◆ **Record extracts**:

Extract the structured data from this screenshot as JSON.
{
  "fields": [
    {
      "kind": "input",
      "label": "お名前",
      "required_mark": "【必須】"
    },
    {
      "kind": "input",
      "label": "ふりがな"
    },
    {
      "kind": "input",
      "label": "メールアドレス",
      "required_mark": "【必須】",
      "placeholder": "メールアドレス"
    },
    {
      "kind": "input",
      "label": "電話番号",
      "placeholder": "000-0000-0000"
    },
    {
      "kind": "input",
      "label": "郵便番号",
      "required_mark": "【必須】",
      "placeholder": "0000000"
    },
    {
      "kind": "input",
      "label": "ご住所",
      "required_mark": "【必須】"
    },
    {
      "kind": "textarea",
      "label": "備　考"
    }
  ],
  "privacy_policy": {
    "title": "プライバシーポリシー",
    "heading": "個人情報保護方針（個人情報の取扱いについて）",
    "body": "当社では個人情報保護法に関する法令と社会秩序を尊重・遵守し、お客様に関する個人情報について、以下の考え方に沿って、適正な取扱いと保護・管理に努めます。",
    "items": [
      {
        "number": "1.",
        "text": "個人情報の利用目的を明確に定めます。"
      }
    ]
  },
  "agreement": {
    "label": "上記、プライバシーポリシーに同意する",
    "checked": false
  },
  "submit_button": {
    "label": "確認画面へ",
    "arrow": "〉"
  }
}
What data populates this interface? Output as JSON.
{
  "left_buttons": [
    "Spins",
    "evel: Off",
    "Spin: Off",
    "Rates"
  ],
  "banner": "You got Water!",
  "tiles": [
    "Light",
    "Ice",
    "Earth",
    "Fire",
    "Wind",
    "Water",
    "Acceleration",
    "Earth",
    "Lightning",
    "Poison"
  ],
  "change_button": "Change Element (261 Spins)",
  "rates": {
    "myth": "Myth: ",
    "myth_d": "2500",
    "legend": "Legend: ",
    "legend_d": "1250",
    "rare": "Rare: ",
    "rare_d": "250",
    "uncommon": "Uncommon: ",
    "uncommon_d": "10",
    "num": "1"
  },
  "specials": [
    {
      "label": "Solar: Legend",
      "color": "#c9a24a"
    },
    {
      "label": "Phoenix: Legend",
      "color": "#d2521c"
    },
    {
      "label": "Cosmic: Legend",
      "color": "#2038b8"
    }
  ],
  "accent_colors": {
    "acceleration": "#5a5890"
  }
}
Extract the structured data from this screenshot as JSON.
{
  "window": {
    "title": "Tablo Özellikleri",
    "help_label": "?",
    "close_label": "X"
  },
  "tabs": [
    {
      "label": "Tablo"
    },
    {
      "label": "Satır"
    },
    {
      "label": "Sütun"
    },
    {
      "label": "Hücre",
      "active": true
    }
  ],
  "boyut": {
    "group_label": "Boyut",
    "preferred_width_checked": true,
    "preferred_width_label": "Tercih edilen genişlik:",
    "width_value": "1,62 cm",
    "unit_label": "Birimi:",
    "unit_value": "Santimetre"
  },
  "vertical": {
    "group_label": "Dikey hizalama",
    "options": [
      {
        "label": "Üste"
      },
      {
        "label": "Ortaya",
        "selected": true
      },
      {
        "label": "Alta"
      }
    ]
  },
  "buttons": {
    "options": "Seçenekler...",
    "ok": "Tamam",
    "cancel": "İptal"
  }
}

◆ **What you will do**:
Filter the records down to the lines that contain the string "Tablo", and copy those lines.

◆ **Full answer**:
    "title": "Tablo Özellikleri",
      "label": "Tablo"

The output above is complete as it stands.